• **Task details**: Every record should be written out exactly, please.

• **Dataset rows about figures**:
● ● ●

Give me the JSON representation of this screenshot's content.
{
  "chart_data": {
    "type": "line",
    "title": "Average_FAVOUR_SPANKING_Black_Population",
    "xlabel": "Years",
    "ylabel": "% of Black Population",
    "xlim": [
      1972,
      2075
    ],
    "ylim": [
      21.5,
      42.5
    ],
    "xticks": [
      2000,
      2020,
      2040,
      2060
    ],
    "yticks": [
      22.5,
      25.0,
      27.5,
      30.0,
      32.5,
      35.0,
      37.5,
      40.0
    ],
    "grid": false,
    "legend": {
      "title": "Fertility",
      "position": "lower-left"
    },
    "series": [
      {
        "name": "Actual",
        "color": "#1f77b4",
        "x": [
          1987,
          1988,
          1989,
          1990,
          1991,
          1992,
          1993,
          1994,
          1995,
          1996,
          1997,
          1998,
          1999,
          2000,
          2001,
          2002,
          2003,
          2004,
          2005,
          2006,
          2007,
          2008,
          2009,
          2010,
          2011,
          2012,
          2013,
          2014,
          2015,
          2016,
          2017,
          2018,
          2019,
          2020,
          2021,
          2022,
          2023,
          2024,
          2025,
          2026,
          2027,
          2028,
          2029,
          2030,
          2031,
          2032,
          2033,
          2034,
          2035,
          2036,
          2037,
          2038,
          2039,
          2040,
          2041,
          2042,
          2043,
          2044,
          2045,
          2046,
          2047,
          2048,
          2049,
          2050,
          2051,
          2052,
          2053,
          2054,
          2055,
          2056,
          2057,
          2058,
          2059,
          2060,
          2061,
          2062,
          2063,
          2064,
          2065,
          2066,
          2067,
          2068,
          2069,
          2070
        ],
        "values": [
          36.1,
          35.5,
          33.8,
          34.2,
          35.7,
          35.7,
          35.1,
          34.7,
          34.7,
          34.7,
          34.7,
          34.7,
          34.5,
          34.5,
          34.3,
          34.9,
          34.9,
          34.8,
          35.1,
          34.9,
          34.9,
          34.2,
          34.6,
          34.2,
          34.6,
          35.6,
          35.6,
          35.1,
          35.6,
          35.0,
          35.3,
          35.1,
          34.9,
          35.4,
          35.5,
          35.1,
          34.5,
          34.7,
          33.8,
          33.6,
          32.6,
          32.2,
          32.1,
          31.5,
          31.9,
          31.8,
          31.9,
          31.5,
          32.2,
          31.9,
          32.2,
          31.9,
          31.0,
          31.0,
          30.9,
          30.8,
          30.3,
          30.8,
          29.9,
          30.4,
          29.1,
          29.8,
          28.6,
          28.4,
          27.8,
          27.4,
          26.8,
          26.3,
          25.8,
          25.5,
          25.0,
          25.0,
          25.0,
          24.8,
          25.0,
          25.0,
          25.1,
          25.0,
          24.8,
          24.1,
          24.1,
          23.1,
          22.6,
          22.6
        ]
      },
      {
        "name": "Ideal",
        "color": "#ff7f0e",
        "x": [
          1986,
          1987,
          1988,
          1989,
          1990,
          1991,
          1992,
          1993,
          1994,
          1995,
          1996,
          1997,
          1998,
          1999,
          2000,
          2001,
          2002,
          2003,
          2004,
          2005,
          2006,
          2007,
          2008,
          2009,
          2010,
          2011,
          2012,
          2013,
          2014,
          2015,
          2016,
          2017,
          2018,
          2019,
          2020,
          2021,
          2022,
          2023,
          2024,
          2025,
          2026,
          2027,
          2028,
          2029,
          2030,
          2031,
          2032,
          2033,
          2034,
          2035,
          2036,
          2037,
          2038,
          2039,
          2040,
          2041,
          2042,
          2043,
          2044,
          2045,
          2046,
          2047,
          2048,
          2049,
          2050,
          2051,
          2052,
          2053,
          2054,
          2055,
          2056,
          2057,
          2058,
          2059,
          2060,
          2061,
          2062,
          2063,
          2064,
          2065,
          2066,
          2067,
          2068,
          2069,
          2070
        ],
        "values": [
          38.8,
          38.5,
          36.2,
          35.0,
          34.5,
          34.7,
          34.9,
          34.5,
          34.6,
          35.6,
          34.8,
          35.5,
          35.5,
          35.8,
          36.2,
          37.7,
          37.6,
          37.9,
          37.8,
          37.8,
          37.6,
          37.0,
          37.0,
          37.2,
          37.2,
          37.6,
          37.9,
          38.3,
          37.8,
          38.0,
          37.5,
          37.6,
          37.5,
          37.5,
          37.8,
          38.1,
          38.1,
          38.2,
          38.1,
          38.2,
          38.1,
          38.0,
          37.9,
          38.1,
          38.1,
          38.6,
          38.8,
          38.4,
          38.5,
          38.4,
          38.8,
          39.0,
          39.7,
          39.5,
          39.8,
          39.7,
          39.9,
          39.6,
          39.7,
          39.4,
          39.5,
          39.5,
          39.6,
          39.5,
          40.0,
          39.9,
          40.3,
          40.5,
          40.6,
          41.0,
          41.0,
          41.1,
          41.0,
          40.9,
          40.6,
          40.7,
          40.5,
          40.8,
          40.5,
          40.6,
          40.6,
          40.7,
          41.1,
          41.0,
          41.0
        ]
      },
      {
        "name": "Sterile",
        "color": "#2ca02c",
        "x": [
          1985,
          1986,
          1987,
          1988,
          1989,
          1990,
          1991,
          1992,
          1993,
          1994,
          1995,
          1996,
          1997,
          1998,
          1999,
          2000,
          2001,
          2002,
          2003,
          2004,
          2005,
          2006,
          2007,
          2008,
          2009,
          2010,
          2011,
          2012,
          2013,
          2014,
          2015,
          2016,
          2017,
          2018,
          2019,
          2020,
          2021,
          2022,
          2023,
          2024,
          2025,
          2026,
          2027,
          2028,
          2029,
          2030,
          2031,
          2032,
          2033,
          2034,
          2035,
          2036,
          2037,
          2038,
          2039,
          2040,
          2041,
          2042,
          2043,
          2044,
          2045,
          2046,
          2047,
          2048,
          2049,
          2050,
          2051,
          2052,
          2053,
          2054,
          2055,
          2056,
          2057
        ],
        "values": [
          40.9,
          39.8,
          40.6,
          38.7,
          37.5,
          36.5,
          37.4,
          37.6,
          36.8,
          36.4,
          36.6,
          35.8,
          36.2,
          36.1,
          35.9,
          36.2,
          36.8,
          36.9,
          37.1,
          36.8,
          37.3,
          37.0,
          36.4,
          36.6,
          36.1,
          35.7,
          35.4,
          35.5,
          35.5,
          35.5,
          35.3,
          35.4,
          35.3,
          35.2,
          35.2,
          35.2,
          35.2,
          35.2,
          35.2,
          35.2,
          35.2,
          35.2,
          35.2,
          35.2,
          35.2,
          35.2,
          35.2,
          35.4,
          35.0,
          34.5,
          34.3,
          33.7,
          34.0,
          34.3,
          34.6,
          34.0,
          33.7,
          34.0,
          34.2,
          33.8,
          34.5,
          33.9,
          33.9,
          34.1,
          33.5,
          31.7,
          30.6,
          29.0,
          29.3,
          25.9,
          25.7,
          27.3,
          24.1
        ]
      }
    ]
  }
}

● ● ●

• **Output**:
Give me the JSON representation of this screenshot's content.
{
  "chart_data": {
    "type": "line",
    "title": "Average_FAVOUR_SPANKING_Black_Population",
    "xlabel": "Years",
    "ylabel": "% of Black Population",
    "xlim": [
      1972,
      2075
    ],
    "ylim": [
      21.5,
      42.5
    ],
    "xticks": [
      2000,
      2020,
      2040,
      2060
    ],
    "yticks": [
      22.5,
      25.0,
      27.5,
      30.0,
      32.5,
      35.0,
      37.5,
      40.0
    ],
    "grid": false,
    "legend": {
      "title": "Fertility",
      "position": "lower-left"
    },
    "series": [
      {
        "name": "Actual",
        "color": "#1f77b4",
        "x": [
          1987,
          1988,
          1989,
          1990,
          1991,
          1992,
          1993,
          1994,
          1995,
          1996,
          1997,
          1998,
          1999,
          2000,
          2001,
          2002,
          2003,
          2004,
          2005,
          2006,
          2007,
          2008,
          2009,
          2010,
          2011,
          2012,
          2013,
          2014,
          2015,
          2016,
          2017,
          2018,
          2019,
          2020,
          2021,
          2022,
          2023,
          2024,
          2025,
          2026,
          2027,
          2028,
          2029,
          2030,
          2031,
          2032,
          2033,
          2034,
          2035,
          2036,
          2037,
          2038,
          2039,
          2040,
          2041,
          2042,
          2043,
          2044,
          2045,
          2046,
          2047,
          2048,
          2049,
          2050,
          2051,
          2052,
          2053,
          2054,
          2055,
          2056,
          2057,
          2058,
          2059,
          2060,
          2061,
          2062,
          2063,
          2064,
          2065,
          2066,
          2067,
          2068,
          2069,
          2070
        ],
        "values": [
          36.1,
          35.5,
          33.8,
          34.2,
          35.7,
          35.7,
          35.1,
          34.7,
          34.7,
          34.7,
          34.7,
          34.7,
          34.5,
          34.5,
          34.3,
          34.9,
          34.9,
          34.8,
          35.1,
          34.9,
          34.9,
          34.2,
          34.6,
          34.2,
          34.6,
          35.6,
          35.6,
          35.1,
          35.6,
          35.0,
          35.3,
          35.1,
          34.9,
          35.4,
          35.5,
          35.1,
          34.5,
          34.7,
          33.8,
          33.6,
          32.6,
          32.2,
          32.1,
          31.5,
          31.9,
          31.8,
          31.9,
          31.5,
          32.2,
          31.9,
          32.2,
          31.9,
          31.0,
          31.0,
          30.9,
          30.8,
          30.3,
          30.8,
          29.9,
          30.4,
          29.1,
          29.8,
          28.6,
          28.4,
          27.8,
          27.4,
          26.8,
          26.3,
          25.8,
          25.5,
          25.0,
          25.0,
          25.0,
          24.8,
          25.0,
          25.0,
          25.1,
          25.0,
          24.8,
          24.1,
          24.1,
          23.1,
          22.6,
          22.6
        ]
      },
      {
        "name": "Ideal",
        "color": "#ff7f0e",
        "x": [
          1986,
          1987,
          1988,
          1989,
          1990,
          1991,
          1992,
          1993,
          1994,
          1995,
          1996,
          1997,
          1998,
          1999,
          2000,
          2001,
          2002,
          2003,
          2004,
          2005,
          2006,
          2007,
          2008,
          2009,
          2010,
          2011,
          2012,
          2013,
          2014,
          2015,
          2016,
          2017,
          2018,
          2019,
          2020,
          2021,
          2022,
          2023,
          2024,
          2025,
          2026,
          2027,
          2028,
          2029,
          2030,
          2031,
          2032,
          2033,
          2034,
          2035,
          2036,
          2037,
          2038,
          2039,
          2040,
          2041,
          2042,
          2043,
          2044,
          2045,
          2046,
          2047,
          2048,
          2049,
          2050,
          2051,
          2052,
          2053,
          2054,
          2055,
          2056,
          2057,
          2058,
          2059,
          2060,
          2061,
          2062,
          2063,
          2064,
          2065,
          2066,
          2067,
          2068,
          2069,
          2070
        ],
        "values": [
          38.8,
          38.5,
          36.2,
          35.0,
          34.5,
          34.7,
          34.9,
          34.5,
          34.6,
          35.6,
          34.8,
          35.5,
          35.5,
          35.8,
          36.2,
          37.7,
          37.6,
          37.9,
          37.8,
          37.8,
          37.6,
          37.0,
          37.0,
          37.2,
          37.2,
          37.6,
          37.9,
          38.3,
          37.8,
          38.0,
          37.5,
          37.6,
          37.5,
          37.5,
          37.8,
          38.1,
          38.1,
          38.2,
          38.1,
          38.2,
          38.1,
          38.0,
          37.9,
          38.1,
          38.1,
          38.6,
          38.8,
          38.4,
          38.5,
          38.4,
          38.8,
          39.0,
          39.7,
          39.5,
          39.8,
          39.7,
          39.9,
          39.6,
          39.7,
          39.4,
          39.5,
          39.5,
          39.6,
          39.5,
          40.0,
          39.9,
          40.3,
          40.5,
          40.6,
          41.0,
          41.0,
          41.1,
          41.0,
          40.9,
          40.6,
          40.7,
          40.5,
          40.8,
          40.5,
          40.6,
          40.6,
          40.7,
          41.1,
          41.0,
          41.0
        ]
      },
      {
        "name": "Sterile",
        "color": "#2ca02c",
        "x": [
          1985,
          1986,
          1987,
          1988,
          1989,
          1990,
          1991,
          1992,
          1993,
          1994,
          1995,
          1996,
          1997,
          1998,
          1999,
          2000,
          2001,
          2002,
          2003,
          2004,
          2005,
          2006,
          2007,
          2008,
          2009,
          2010,
          2011,
          2012,
          2013,
          2014,
          2015,
          2016,
          2017,
          2018,
          2019,
          2020,
          2021,
          2022,
          2023,
          2024,
          2025,
          2026,
          2027,
          2028,
          2029,
          2030,
          2031,
          2032,
          2033,
          2034,
          2035,
          2036,
          2037,
          2038,
          2039,
          2040,
          2041,
          2042,
          2043,
          2044,
          2045,
          2046,
          2047,
          2048,
          2049,
          2050,
          2051,
          2052,
          2053,
          2054,
          2055,
          2056,
          2057
        ],
        "values": [
          40.9,
          39.8,
          40.6,
          38.7,
          37.5,
          36.5,
          37.4,
          37.6,
          36.8,
          36.4,
          36.6,
          35.8,
          36.2,
          36.1,
          35.9,
          36.2,
          36.8,
          36.9,
          37.1,
          36.8,
          37.3,
          37.0,
          36.4,
          36.6,
          36.1,
          35.7,
          35.4,
          35.5,
          35.5,
          35.5,
          35.3,
          35.4,
          35.3,
          35.2,
          35.2,
          35.2,
          35.2,
          35.2,
          35.2,
          35.2,
          35.2,
          35.2,
          35.2,
          35.2,
          35.2,
          35.2,
          35.2,
          35.4,
          35.0,
          34.5,
          34.3,
          33.7,
          34.0,
          34.3,
          34.6,
          34.0,
          33.7,
          34.0,
          34.2,
          33.8,
          34.5,
          33.9,
          33.9,
          34.1,
          33.5,
          31.7,
          30.6,
          29.0,
          29.3,
          25.9,
          25.7,
          27.3,
          24.1
        ]
      }
    ]
  }
}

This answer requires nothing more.